**REQUIRED TASK**
Find every line in the records below that holds the word "DISCOUNT", and copy it out.

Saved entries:
******************************
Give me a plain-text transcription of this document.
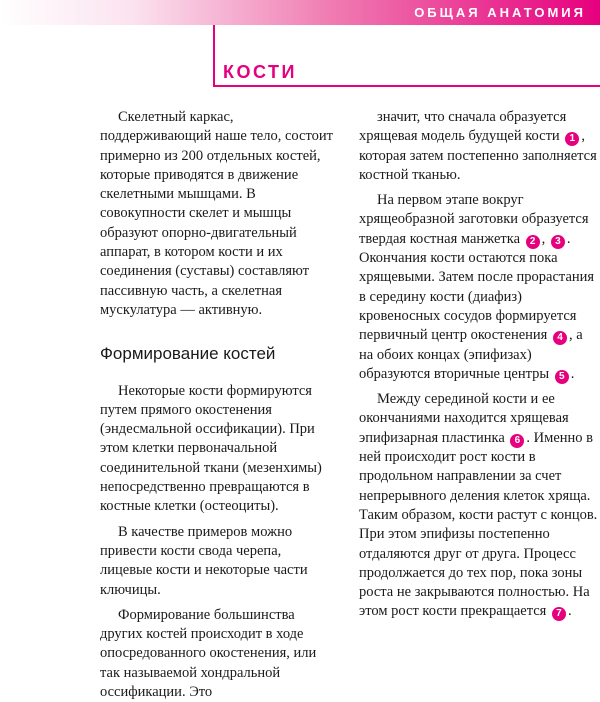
ОБЩАЯ АНАТОМИЯ
КОСТИ

Скелетный каркас, поддерживающий наше тело, состоит примерно из 200 отдельных костей, которые приводятся в движение скелетными мышцами. В совокупности скелет и мышцы образуют опорно-двигательный аппарат, в котором кости и их соединения (суставы) составляют пассивную часть, а скелетная мускулатура — активную.

Формирование костей

Некоторые кости формируются путем прямого окостенения (эндесмальной оссификации). При этом клетки первоначальной соединительной ткани (мезенхимы) непосредственно превращаются в костные клетки (остеоциты).

В качестве примеров можно привести кости свода черепа, лицевые кости и некоторые части ключицы.

Формирование большинства других костей происходит в ходе опосредованного окостенения, или так называемой хондральной оссификации. Это

значит, что сначала образуется хрящевая модель будущей кости 1 , которая затем постепенно заполняется костной тканью.

На первом этапе вокруг хрящеобразной заготовки образуется твердая костная манжетка 2 , 3 . Окончания кости остаются пока хрящевыми. Затем после прорастания в середину кости (диафиз) кровеносных сосудов формируется первичный центр окостенения 4 , а на обоих концах (эпифизах) образуются вторичные центры 5 .

Между серединой кости и ее окончаниями находится хрящевая эпифизарная пластинка 6 . Именно в ней происходит рост кости в продольном направлении за счет непрерывного деления клеток хряща. Таким образом, кости растут с концов. При этом эпифизы постепенно отдаляются друг от друга. Процесс продолжается до тех пор, пока зоны роста не закрываются полностью. На этом рост кости прекращается 7 .
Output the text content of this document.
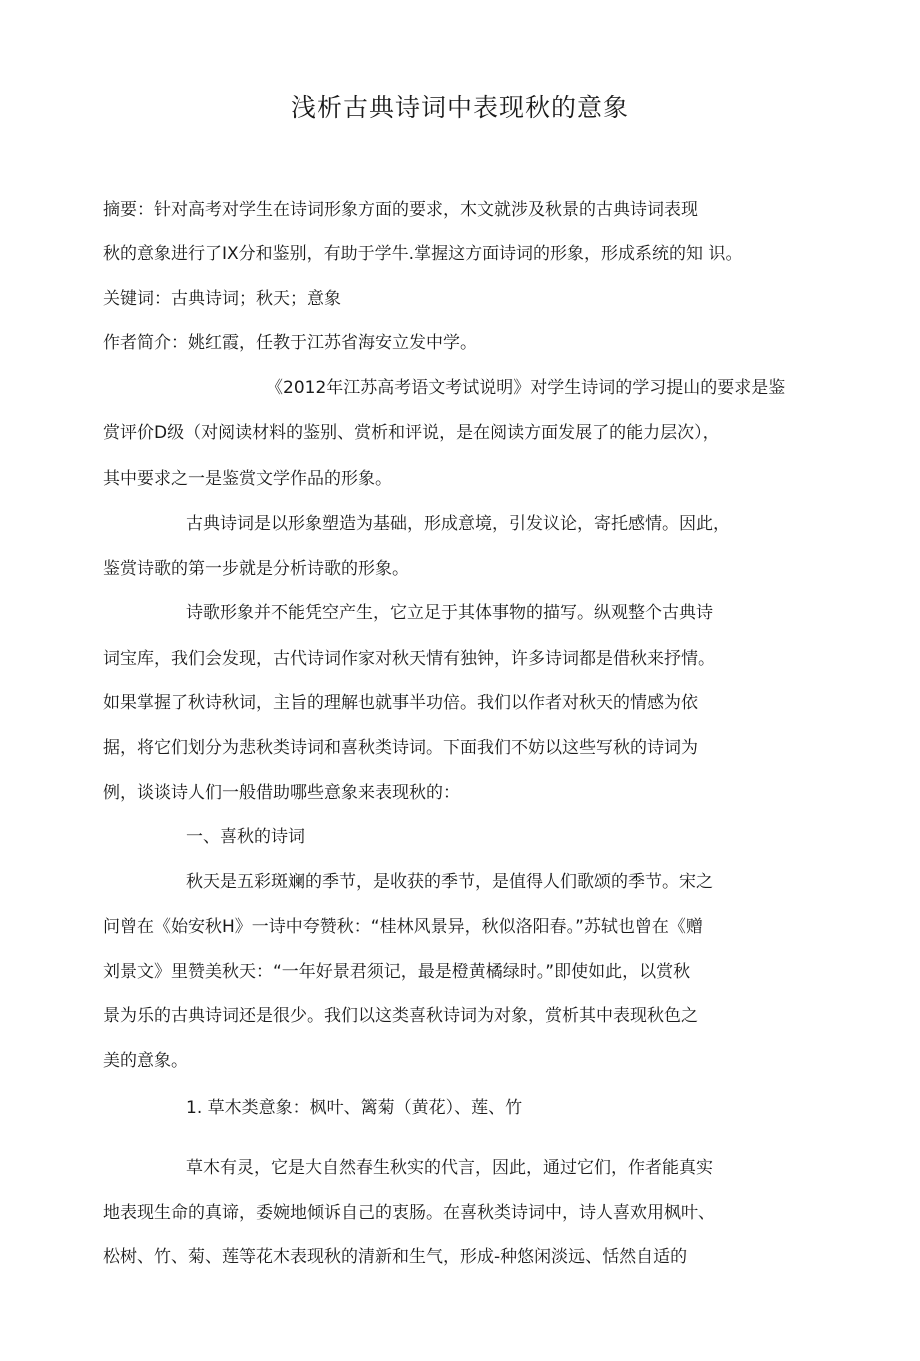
浅析古典诗词中表现秋的意象
摘要：针对高考对学生在诗词形象方面的要求，木文就涉及秋景的古典诗词表现
秋的意象进行了IX分和鉴别，有助于学牛.掌握这方面诗词的形象，形成系统的知 识。
关键词：古典诗词；秋天；意象
作者简介：姚红霞，任教于江苏省海安立发中学。
《2012年江苏高考语文考试说明》对学生诗词的学习提山的要求是鉴
赏评价D级（对阅读材料的鉴别、赏析和评说，是在阅读方面发展了的能力层次），
其中要求之一是鉴赏文学作品的形象。
古典诗词是以形象塑造为基础，形成意境，引发议论，寄托感情。因此，
鉴赏诗歌的第一步就是分析诗歌的形象。
诗歌形象并不能凭空产生，它立足于其体事物的描写。纵观整个古典诗
词宝库，我们会发现，古代诗词作家对秋天情有独钟，许多诗词都是借秋来抒情。
如果掌握了秋诗秋词，主旨的理解也就事半功倍。我们以作者对秋天的情感为依
据，将它们划分为悲秋类诗词和喜秋类诗词。下面我们不妨以这些写秋的诗词为
例，谈谈诗人们一般借助哪些意象来表现秋的：
一、喜秋的诗词
秋天是五彩斑斓的季节，是收获的季节，是值得人们歌颂的季节。宋之
问曾在《始安秋H》一诗中夸赞秋：“桂林风景异，秋似洛阳春。”苏轼也曾在《赠
刘景文》里赞美秋天：“一年好景君须记，最是橙黄橘绿时。”即使如此，以赏秋
景为乐的古典诗词还是很少。我们以这类喜秋诗词为对象，赏析其中表现秋色之
美的意象。
1. 草木类意象：枫叶、篱菊（黄花）、莲、竹
草木有灵，它是大自然春生秋实的代言，因此，通过它们，作者能真实
地表现生命的真谛，委婉地倾诉自己的衷肠。在喜秋类诗词中，诗人喜欢用枫叶、
松树、竹、菊、莲等花木表现秋的清新和生气，形成-种悠闲淡远、恬然自适的
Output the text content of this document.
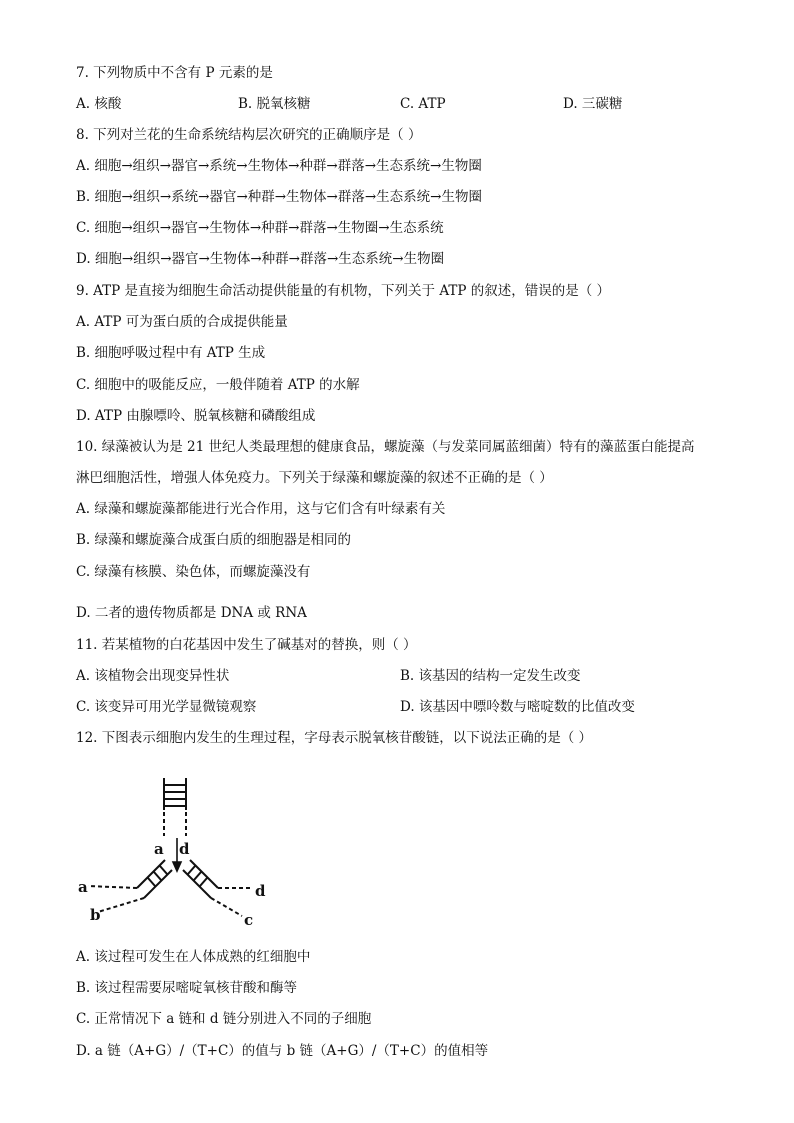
7. 下列物质中不含有 P 元素的是
A. 核酸	B. 脱氧核糖	C. ATP	D. 三碳糖
8. 下列对兰花的生命系统结构层次研究的正确顺序是（ ）
A. 细胞→组织→器官→系统→生物体→种群→群落→生态系统→生物圈
B. 细胞→组织→系统→器官→种群→生物体→群落→生态系统→生物圈
C. 细胞→组织→器官→生物体→种群→群落→生物圈→生态系统
D. 细胞→组织→器官→生物体→种群→群落→生态系统→生物圈
9. ATP 是直接为细胞生命活动提供能量的有机物，下列关于 ATP 的叙述，错误的是（ ）
A. ATP 可为蛋白质的合成提供能量
B. 细胞呼吸过程中有 ATP 生成
C. 细胞中的吸能反应，一般伴随着 ATP 的水解
D. ATP 由腺嘌呤、脱氧核糖和磷酸组成
10. 绿藻被认为是 21 世纪人类最理想的健康食品，螺旋藻（与发菜同属蓝细菌）特有的藻蓝蛋白能提高
淋巴细胞活性，增强人体免疫力。下列关于绿藻和螺旋藻的叙述不正确的是（ ）
A. 绿藻和螺旋藻都能进行光合作用，这与它们含有叶绿素有关
B. 绿藻和螺旋藻合成蛋白质的细胞器是相同的
C. 绿藻有核膜、染色体，而螺旋藻没有
D. 二者的遗传物质都是 DNA 或 RNA
11. 若某植物的白花基因中发生了碱基对的替换，则（ ）
A. 该植物会出现变异性状	B. 该基因的结构一定发生改变
C. 该变异可用光学显微镜观察	D. 该基因中嘌呤数与嘧啶数的比值改变
12. 下图表示细胞内发生的生理过程，字母表示脱氧核苷酸链，以下说法正确的是（ ）
a d
a
b
d
c
A. 该过程可发生在人体成熟的红细胞中
B. 该过程需要尿嘧啶氧核苷酸和酶等
C. 正常情况下 a 链和 d 链分别进入不同的子细胞
D. a 链（A+G）/（T+C）的值与 b 链（A+G）/（T+C）的值相等
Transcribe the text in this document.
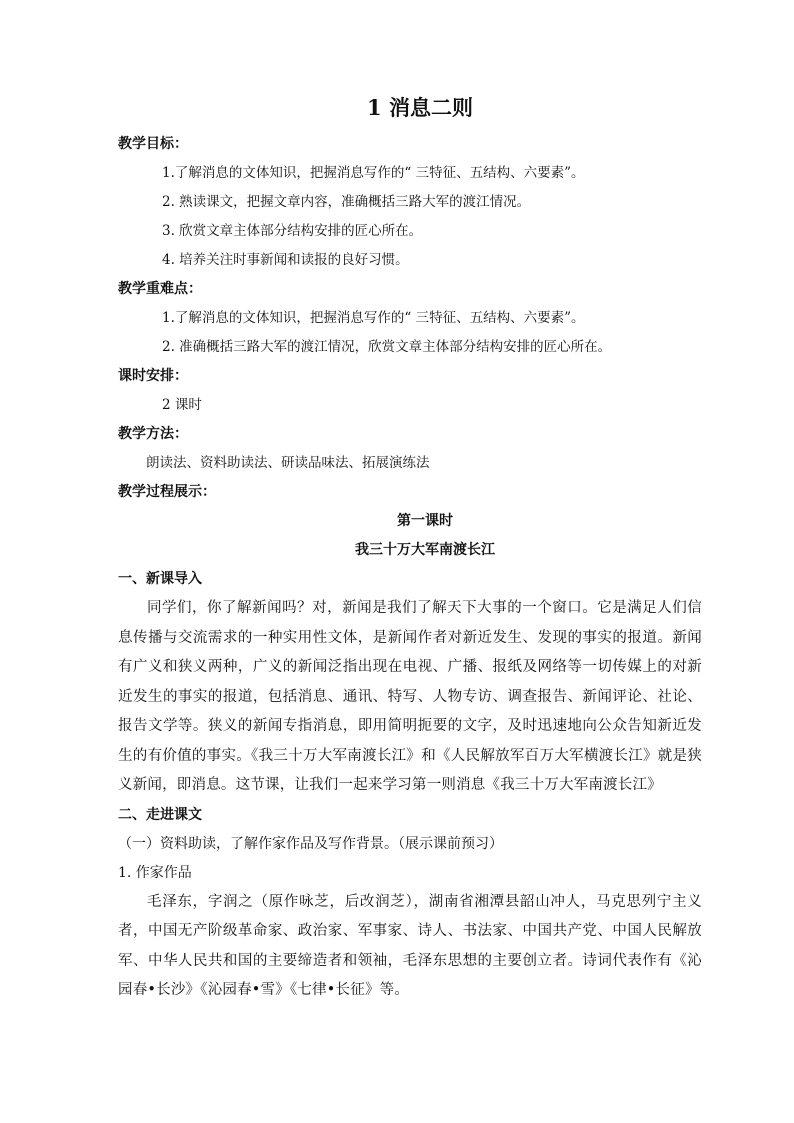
1 消息二则

教学目标：

1.了解消息的文体知识，把握消息写作的“ 三特征、五结构、六要素”。

2. 熟读课文，把握文章内容，准确概括三路大军的渡江情况。

3. 欣赏文章主体部分结构安排的匠心所在。

4. 培养关注时事新闻和读报的良好习惯。

教学重难点：

1.了解消息的文体知识，把握消息写作的“ 三特征、五结构、六要素”。

2. 准确概括三路大军的渡江情况，欣赏文章主体部分结构安排的匠心所在。

课时安排：

2 课时

教学方法：

朗读法、资料助读法、研读品味法、拓展演练法

教学过程展示：

第一课时

我三十万大军南渡长江

一、新课导入

同学们，你了解新闻吗？对，新闻是我们了解天下大事的一个窗口。它是满足人们信息传播与交流需求的一种实用性文体，是新闻作者对新近发生、发现的事实的报道。新闻有广义和狭义两种，广义的新闻泛指出现在电视、广播、报纸及网络等一切传媒上的对新近发生的事实的报道，包括消息、通讯、特写、人物专访、调查报告、新闻评论、社论、报告文学等。狭义的新闻专指消息，即用简明扼要的文字，及时迅速地向公众告知新近发生的有价值的事实。《我三十万大军南渡长江》和《人民解放军百万大军横渡长江》就是狭义新闻，即消息。这节课，让我们一起来学习第一则消息《我三十万大军南渡长江》

二、走进课文

（一）资料助读，了解作家作品及写作背景。（展示课前预习）

1. 作家作品

毛泽东，字润之（原作咏芝，后改润芝），湖南省湘潭县韶山冲人，马克思列宁主义者，中国无产阶级革命家、政治家、军事家、诗人、书法家、中国共产党、中国人民解放军、中华人民共和国的主要缔造者和领袖，毛泽东思想的主要创立者。诗词代表作有《沁园春•长沙》《沁园春•雪》《七律•长征》等。
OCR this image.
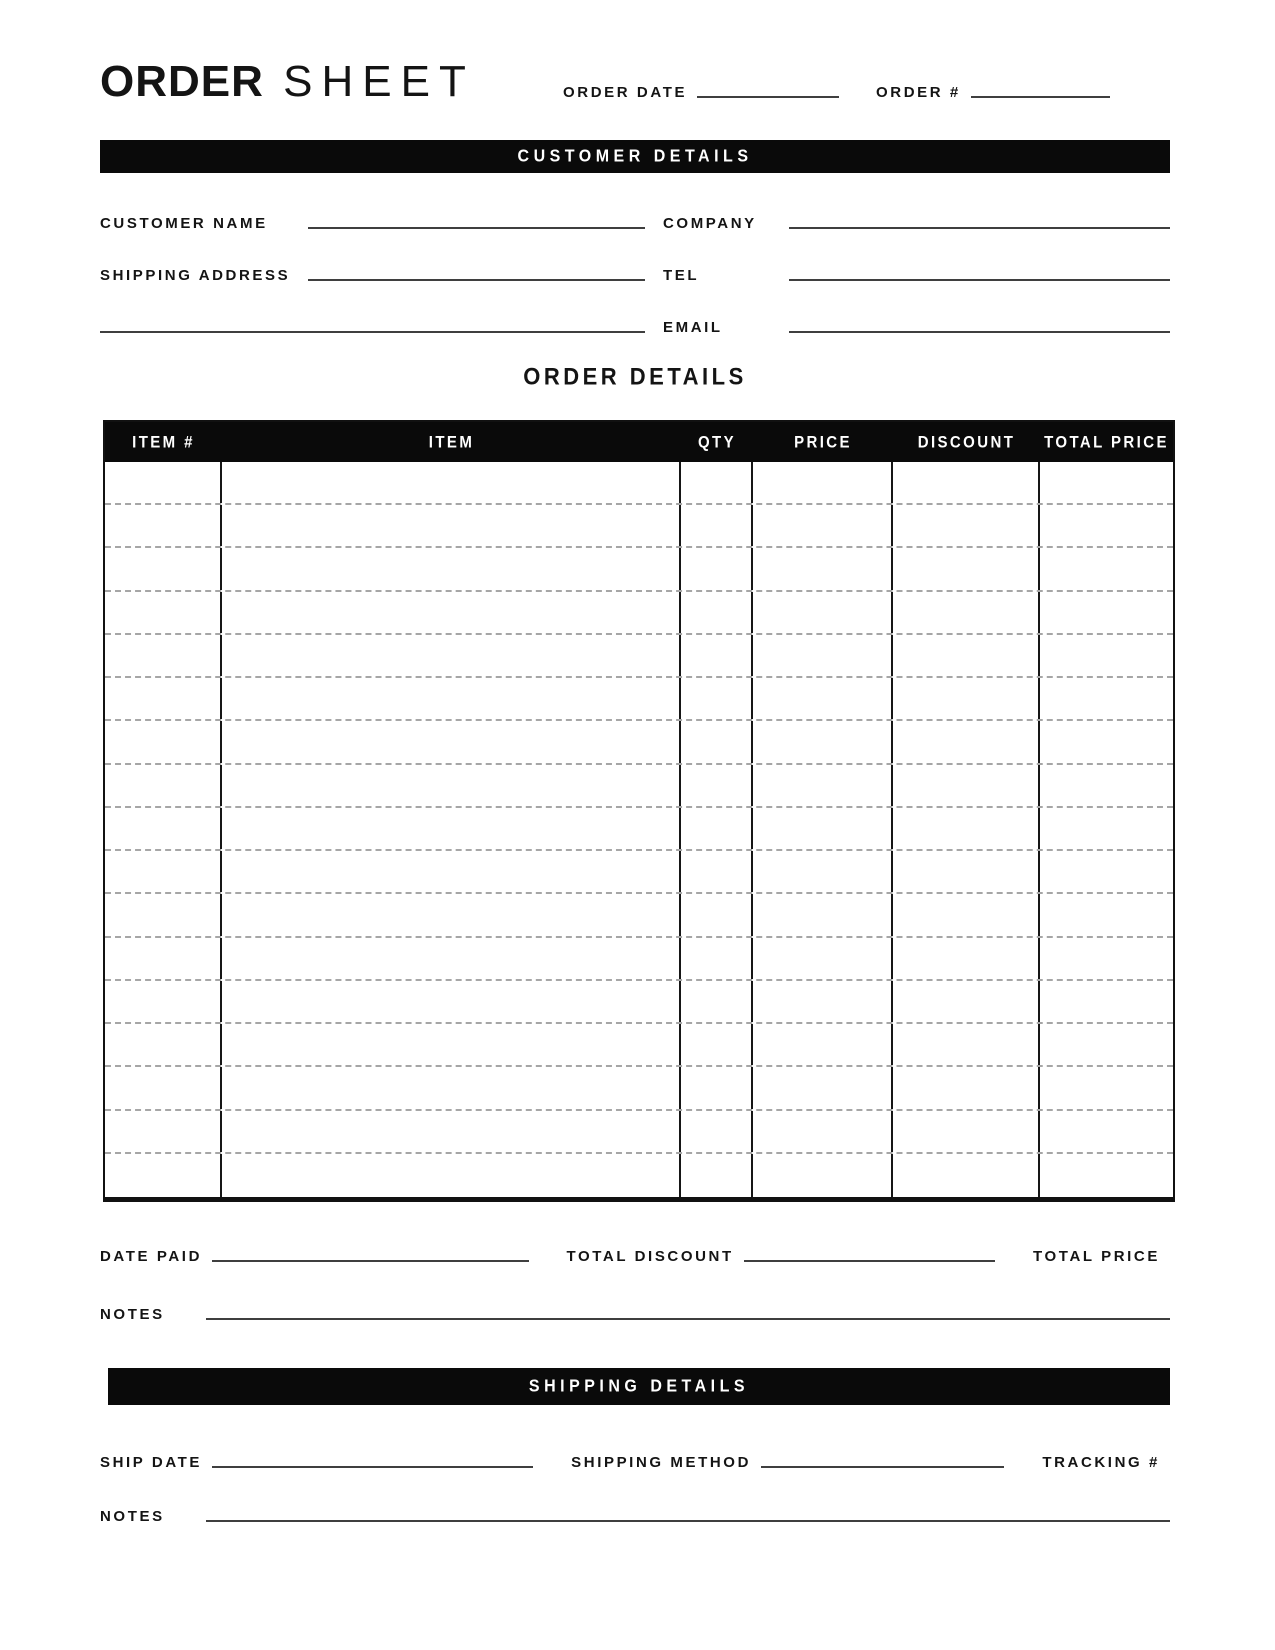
ORDER SHEET	ORDER DATE	ORDER #
CUSTOMER DETAILS
CUSTOMER NAME	COMPANY
SHIPPING ADDRESS	TEL
EMAIL
ORDER DETAILS
ITEM #	ITEM	QTY	PRICE	DISCOUNT	TOTAL PRICE
DATE PAID	TOTAL DISCOUNT	TOTAL PRICE
NOTES
SHIPPING DETAILS
SHIP DATE	SHIPPING METHOD	TRACKING #
NOTES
******************************
**CORRECT RESPONSE**
ITEM #	ITEM	QTY	PRICE	DISCOUNT	TOTAL PRICE
DATE PAID	TOTAL DISCOUNT	TOTAL PRICE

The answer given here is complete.